_課題_. 「series-line-carrier [201,482,791,587]」がある行から「series-line-150-hz [202,617,791,706]」がある行までを、「legend-label」を「legend-text」に書き換えて出してください。ほかの部分はそのままにしてください。

(保存済みの項目)
###
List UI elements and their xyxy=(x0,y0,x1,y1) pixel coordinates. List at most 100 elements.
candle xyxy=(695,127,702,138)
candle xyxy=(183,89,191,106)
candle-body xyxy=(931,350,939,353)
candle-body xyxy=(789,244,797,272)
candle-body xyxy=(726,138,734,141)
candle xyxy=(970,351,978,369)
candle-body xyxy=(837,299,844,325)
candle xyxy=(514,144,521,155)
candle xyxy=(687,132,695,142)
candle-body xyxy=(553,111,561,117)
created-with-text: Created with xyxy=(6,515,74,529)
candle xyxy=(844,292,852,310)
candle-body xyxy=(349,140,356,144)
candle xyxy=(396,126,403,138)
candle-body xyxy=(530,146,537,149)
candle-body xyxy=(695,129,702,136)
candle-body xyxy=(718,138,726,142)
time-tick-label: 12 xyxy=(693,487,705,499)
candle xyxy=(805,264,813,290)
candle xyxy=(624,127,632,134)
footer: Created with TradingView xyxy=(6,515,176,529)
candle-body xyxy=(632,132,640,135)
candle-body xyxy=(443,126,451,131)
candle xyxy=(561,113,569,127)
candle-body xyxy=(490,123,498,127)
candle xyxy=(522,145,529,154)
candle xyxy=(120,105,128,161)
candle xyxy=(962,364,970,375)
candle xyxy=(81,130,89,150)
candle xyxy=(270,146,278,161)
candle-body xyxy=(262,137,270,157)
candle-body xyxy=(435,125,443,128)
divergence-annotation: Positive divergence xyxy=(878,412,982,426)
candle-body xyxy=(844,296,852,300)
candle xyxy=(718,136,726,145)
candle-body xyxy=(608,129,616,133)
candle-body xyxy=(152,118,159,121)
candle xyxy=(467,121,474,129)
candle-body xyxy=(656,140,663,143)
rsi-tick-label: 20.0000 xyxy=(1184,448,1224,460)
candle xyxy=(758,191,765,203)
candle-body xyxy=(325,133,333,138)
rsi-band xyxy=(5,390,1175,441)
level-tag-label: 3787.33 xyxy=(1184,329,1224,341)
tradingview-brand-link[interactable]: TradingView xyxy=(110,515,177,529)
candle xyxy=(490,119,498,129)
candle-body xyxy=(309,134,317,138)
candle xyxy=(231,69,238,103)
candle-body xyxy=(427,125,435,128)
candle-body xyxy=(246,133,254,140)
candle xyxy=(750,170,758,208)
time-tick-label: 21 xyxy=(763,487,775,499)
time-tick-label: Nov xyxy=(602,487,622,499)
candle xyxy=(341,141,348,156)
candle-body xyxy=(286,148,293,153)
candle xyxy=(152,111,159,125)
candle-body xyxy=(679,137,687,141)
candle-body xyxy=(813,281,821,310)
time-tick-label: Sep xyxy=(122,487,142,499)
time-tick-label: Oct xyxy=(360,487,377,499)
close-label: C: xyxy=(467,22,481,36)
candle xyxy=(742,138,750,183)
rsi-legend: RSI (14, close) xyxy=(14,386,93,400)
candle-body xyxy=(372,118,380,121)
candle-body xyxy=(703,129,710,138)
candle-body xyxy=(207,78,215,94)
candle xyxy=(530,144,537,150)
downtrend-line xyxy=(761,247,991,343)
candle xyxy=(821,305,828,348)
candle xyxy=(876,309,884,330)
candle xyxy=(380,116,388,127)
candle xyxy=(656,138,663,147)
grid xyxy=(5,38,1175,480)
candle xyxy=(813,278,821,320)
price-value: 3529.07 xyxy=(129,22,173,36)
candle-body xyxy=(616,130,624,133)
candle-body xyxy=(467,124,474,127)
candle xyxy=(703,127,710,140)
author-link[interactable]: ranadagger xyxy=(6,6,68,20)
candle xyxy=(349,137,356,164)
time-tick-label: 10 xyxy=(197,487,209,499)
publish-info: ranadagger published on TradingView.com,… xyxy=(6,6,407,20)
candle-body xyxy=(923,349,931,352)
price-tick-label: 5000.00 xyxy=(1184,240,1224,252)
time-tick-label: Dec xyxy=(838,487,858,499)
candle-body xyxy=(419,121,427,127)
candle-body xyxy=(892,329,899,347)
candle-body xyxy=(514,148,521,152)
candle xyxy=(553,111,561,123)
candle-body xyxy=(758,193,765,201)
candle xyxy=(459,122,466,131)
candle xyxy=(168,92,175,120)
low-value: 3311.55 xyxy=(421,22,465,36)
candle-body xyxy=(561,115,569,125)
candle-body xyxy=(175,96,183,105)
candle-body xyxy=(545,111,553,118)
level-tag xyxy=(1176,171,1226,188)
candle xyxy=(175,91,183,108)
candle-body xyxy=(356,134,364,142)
###
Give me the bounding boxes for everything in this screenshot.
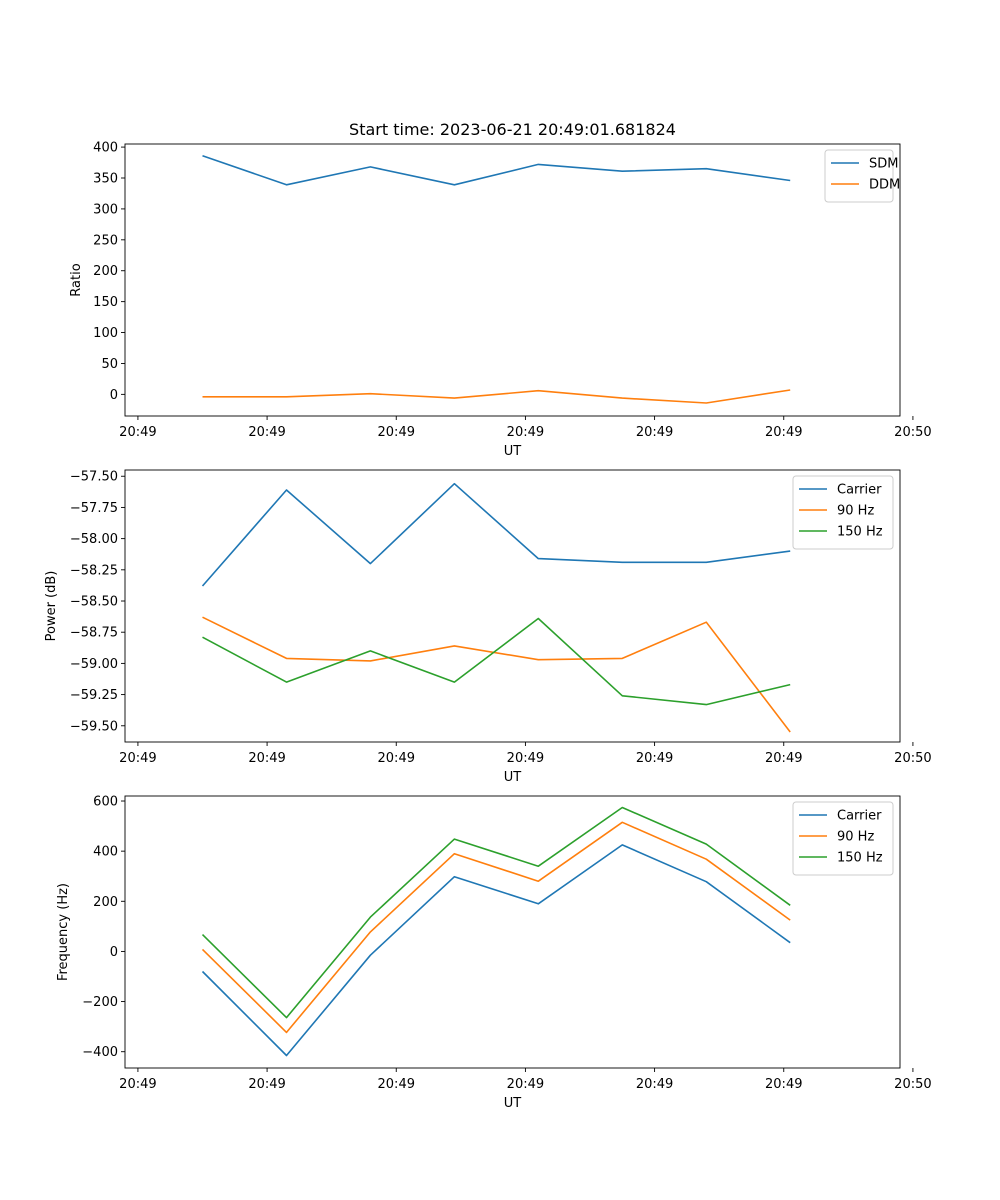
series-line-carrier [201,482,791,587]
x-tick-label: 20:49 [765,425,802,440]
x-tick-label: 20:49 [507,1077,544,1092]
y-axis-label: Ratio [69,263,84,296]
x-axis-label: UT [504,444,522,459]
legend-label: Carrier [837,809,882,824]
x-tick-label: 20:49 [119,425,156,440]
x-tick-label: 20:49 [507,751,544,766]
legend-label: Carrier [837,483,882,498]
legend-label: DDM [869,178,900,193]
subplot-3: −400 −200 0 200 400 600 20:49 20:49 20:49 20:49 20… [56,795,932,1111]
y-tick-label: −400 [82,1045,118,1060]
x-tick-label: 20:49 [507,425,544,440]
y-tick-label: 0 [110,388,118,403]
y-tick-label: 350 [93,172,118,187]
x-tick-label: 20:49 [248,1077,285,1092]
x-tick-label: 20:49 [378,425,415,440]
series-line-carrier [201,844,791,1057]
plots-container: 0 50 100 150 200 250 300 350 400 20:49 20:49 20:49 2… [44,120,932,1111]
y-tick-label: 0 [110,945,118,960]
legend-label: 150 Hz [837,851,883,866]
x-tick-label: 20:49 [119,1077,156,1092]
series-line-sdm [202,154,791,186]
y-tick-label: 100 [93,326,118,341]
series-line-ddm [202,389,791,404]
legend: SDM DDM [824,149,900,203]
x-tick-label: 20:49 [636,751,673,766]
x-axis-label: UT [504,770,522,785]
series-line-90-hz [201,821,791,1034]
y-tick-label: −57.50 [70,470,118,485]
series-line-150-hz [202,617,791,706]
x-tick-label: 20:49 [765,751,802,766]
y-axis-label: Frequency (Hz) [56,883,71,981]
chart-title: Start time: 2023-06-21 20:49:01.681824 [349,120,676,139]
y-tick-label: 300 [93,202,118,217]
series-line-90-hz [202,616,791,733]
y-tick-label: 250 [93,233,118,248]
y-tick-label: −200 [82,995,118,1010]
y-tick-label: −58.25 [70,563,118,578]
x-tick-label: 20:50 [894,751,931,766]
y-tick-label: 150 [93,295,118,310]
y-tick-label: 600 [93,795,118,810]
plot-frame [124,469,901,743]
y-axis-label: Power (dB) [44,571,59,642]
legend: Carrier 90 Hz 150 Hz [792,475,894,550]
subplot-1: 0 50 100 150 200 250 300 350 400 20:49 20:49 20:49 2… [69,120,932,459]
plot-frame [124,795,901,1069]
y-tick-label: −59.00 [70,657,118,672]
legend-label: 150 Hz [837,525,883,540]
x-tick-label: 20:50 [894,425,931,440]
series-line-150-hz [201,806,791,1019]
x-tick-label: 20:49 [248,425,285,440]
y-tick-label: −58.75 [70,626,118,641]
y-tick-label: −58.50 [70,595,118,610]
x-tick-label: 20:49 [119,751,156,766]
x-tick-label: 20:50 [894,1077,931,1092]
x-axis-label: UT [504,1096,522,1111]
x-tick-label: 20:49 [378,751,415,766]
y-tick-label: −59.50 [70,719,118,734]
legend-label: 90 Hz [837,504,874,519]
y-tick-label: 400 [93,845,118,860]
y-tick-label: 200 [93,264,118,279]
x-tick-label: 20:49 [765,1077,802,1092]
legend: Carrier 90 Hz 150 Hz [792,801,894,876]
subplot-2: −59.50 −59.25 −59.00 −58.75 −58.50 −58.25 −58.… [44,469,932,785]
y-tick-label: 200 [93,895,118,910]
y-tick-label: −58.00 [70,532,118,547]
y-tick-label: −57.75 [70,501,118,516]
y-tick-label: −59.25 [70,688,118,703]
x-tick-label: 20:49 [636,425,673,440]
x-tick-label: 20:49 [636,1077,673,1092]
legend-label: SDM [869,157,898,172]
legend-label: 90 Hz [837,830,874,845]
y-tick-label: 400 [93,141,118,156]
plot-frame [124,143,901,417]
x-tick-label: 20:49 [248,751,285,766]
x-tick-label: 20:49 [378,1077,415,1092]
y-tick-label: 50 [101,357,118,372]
###
_解答例_.
series-line-carrier [201,482,791,587]
x-tick-label: 20:49 [765,425,802,440]
x-tick-label: 20:49 [507,1077,544,1092]
y-axis-label: Ratio [69,263,84,296]
x-axis-label: UT [504,444,522,459]
legend-text: Carrier [837,809,882,824]
x-tick-label: 20:49 [119,425,156,440]
x-tick-label: 20:49 [507,751,544,766]
legend-text: Carrier [837,483,882,498]
legend-text: DDM [869,178,900,193]
subplot-3: −400 −200 0 200 400 600 20:49 20:49 20:49 20:49 20… [56,795,932,1111]
y-tick-label: −400 [82,1045,118,1060]
x-tick-label: 20:49 [507,425,544,440]
y-tick-label: 0 [110,388,118,403]
y-tick-label: 350 [93,172,118,187]
x-tick-label: 20:49 [248,1077,285,1092]
x-tick-label: 20:49 [378,425,415,440]
series-line-carrier [201,844,791,1057]
plots-container: 0 50 100 150 200 250 300 350 400 20:49 20:49 20:49 2… [44,120,932,1111]
y-tick-label: 0 [110,945,118,960]
legend-text: 150 Hz [837,851,883,866]
x-tick-label: 20:49 [119,1077,156,1092]
series-line-sdm [202,154,791,186]
y-tick-label: 100 [93,326,118,341]
series-line-ddm [202,389,791,404]
legend: SDM DDM [824,149,900,203]
x-tick-label: 20:49 [636,751,673,766]
x-axis-label: UT [504,770,522,785]
series-line-90-hz [201,821,791,1034]
y-tick-label: −57.50 [70,470,118,485]
series-line-150-hz [202,617,791,706]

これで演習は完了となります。